AIM
Drop the pictures, then extract the listing word for word.

STORED DATA
# # # # #
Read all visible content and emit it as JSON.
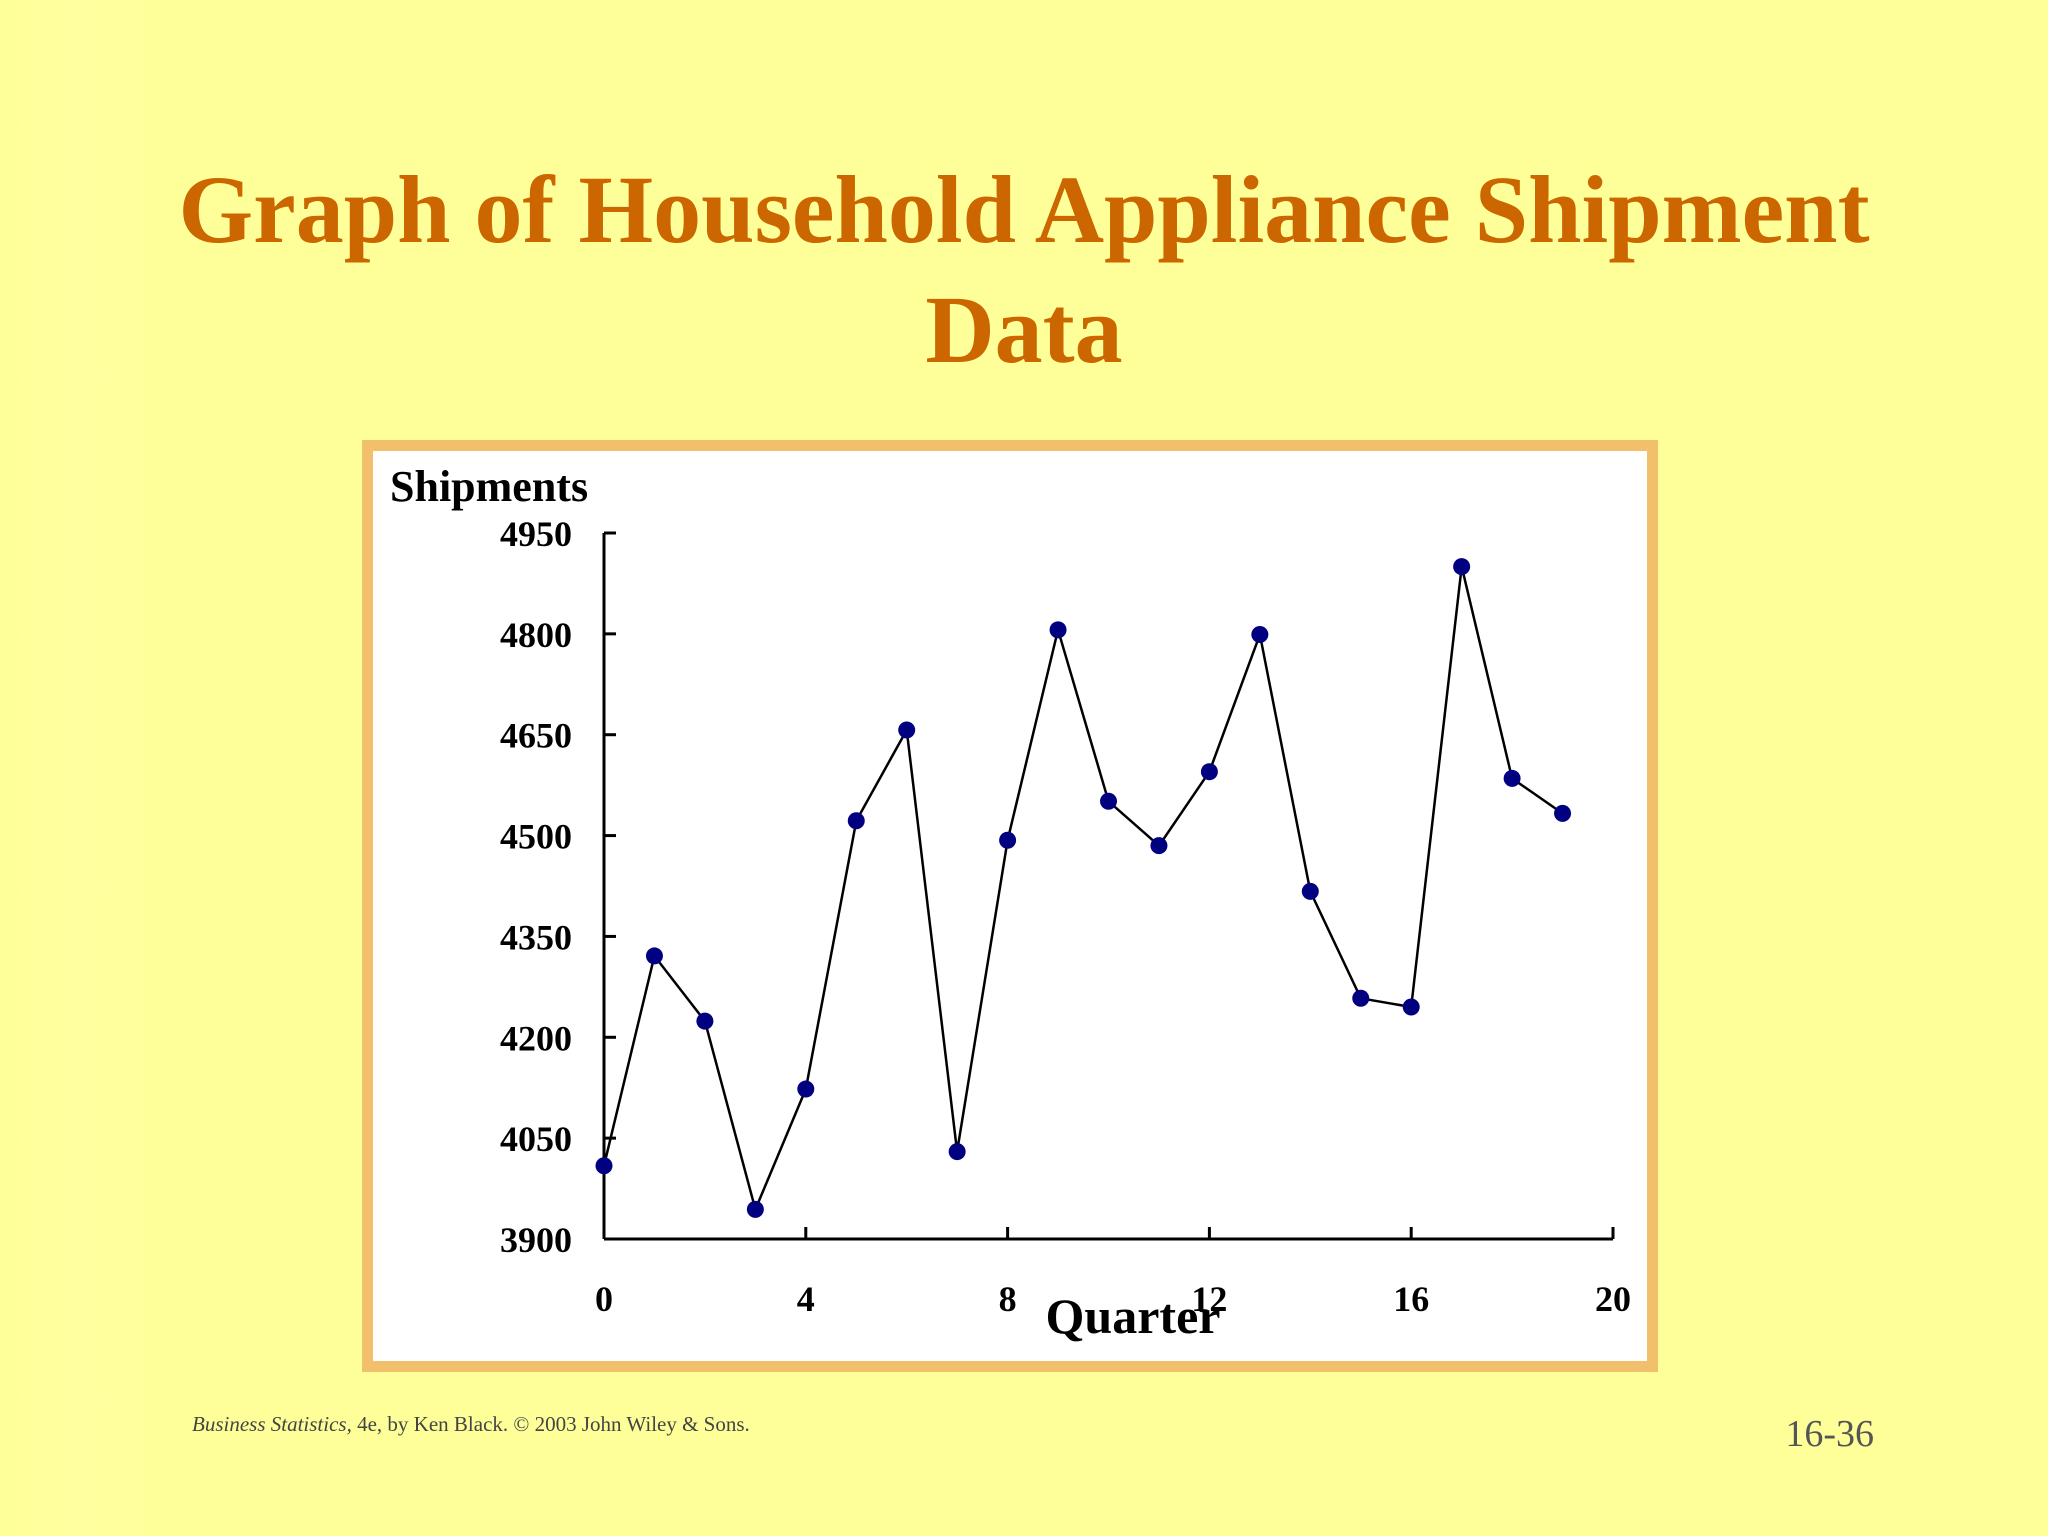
{
  "slide": {
    "title_line1": "Graph of Household Appliance Shipment",
    "title_line2": "Data",
    "footer_book": "Business Statistics,",
    "footer_rest": " 4e, by Ken Black. © 2003 John Wiley & Sons.",
    "slide_number": "16-36"
  },
  "colors": {
    "title": "#cc6600",
    "background": "#ffff99",
    "frame_border": "#f2c06c",
    "marker": "#000080",
    "line": "#000000"
  },
  "chart_data": {
    "type": "line",
    "title": "",
    "xlabel": "Quarter",
    "ylabel": "Shipments",
    "xlim": [
      0,
      20
    ],
    "ylim": [
      3900,
      4950
    ],
    "x_ticks": [
      0,
      4,
      8,
      12,
      16,
      20
    ],
    "y_ticks": [
      3900,
      4050,
      4200,
      4350,
      4500,
      4650,
      4800,
      4950
    ],
    "grid": false,
    "legend": "none",
    "series": [
      {
        "x": [
          0,
          1,
          2,
          3,
          4,
          5,
          6,
          7,
          8,
          9,
          10,
          11,
          12,
          13,
          14,
          15,
          16,
          17,
          18,
          19
        ],
        "values": [
          4009,
          4321,
          4224,
          3944,
          4123,
          4522,
          4657,
          4030,
          4493,
          4806,
          4551,
          4485,
          4595,
          4799,
          4417,
          4258,
          4245,
          4900,
          4585,
          4533
        ]
      }
    ]
  }
}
# # # # #
RESULT FOR THIS EXERCISE
Read all visible content and emit it as JSON.
{
  "slide": {
    "title_line1": "Graph of Household Appliance Shipment",
    "title_line2": "Data",
    "footer_book": "Business Statistics,",
    "footer_rest": " 4e, by Ken Black. © 2003 John Wiley & Sons.",
    "slide_number": "16-36"
  },
  "colors": {
    "title": "#cc6600",
    "background": "#ffff99",
    "frame_border": "#f2c06c",
    "marker": "#000080",
    "line": "#000000"
  },
  "chart_data": {
    "type": "line",
    "title": "",
    "xlabel": "Quarter",
    "ylabel": "Shipments",
    "xlim": [
      0,
      20
    ],
    "ylim": [
      3900,
      4950
    ],
    "x_ticks": [
      0,
      4,
      8,
      12,
      16,
      20
    ],
    "y_ticks": [
      3900,
      4050,
      4200,
      4350,
      4500,
      4650,
      4800,
      4950
    ],
    "grid": false,
    "legend": "none",
    "series": [
      {
        "x": [
          0,
          1,
          2,
          3,
          4,
          5,
          6,
          7,
          8,
          9,
          10,
          11,
          12,
          13,
          14,
          15,
          16,
          17,
          18,
          19
        ],
        "values": [
          4009,
          4321,
          4224,
          3944,
          4123,
          4522,
          4657,
          4030,
          4493,
          4806,
          4551,
          4485,
          4595,
          4799,
          4417,
          4258,
          4245,
          4900,
          4585,
          4533
        ]
      }
    ]
  }
}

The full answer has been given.